SHORT EXERCISE: Reproduce the listing exactly and skip over any pictures.

┌──

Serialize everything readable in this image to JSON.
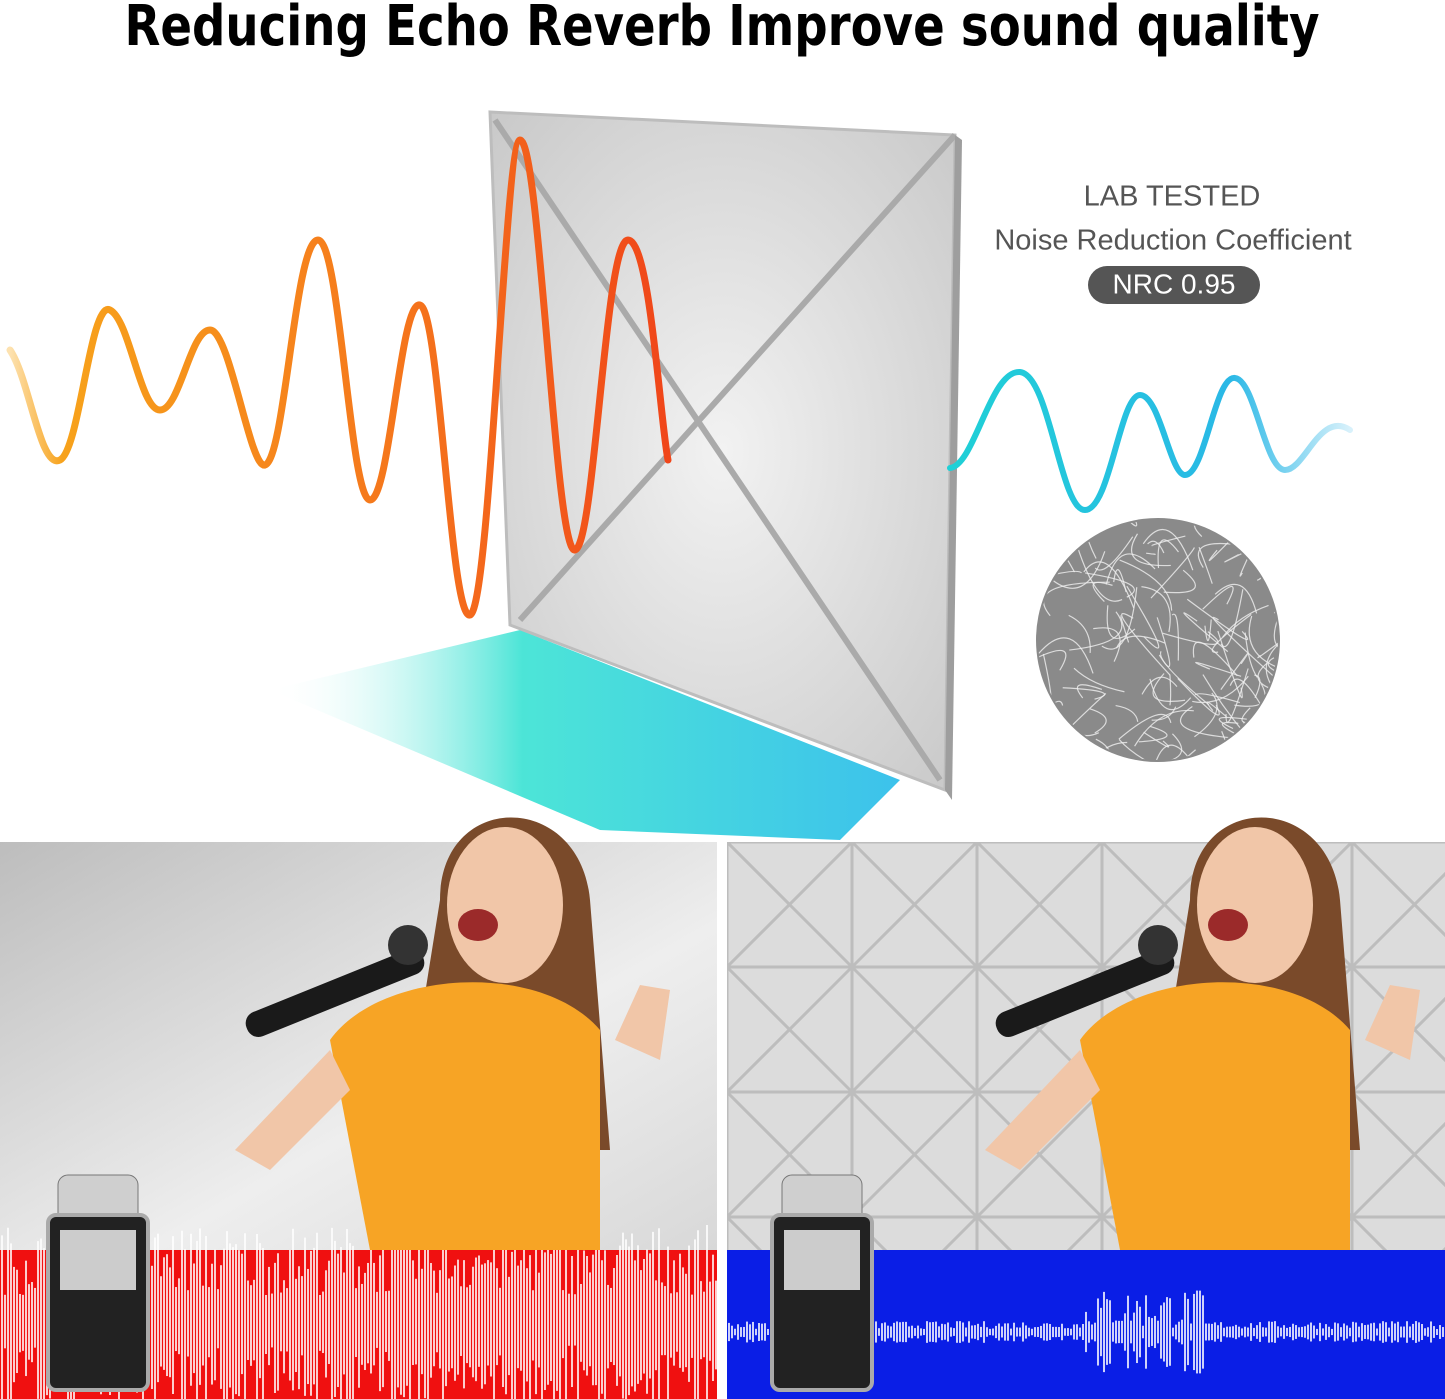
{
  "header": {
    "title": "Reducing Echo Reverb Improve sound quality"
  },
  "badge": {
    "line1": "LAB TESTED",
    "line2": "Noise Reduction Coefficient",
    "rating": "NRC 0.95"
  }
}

└──

EXERCISE RESPONSE:
Serialize everything readable in this image to JSON.
{
  "header": {
    "title": "Reducing Echo Reverb Improve sound quality"
  },
  "badge": {
    "line1": "LAB TESTED",
    "line2": "Noise Reduction Coefficient",
    "rating": "NRC 0.95"
  }
}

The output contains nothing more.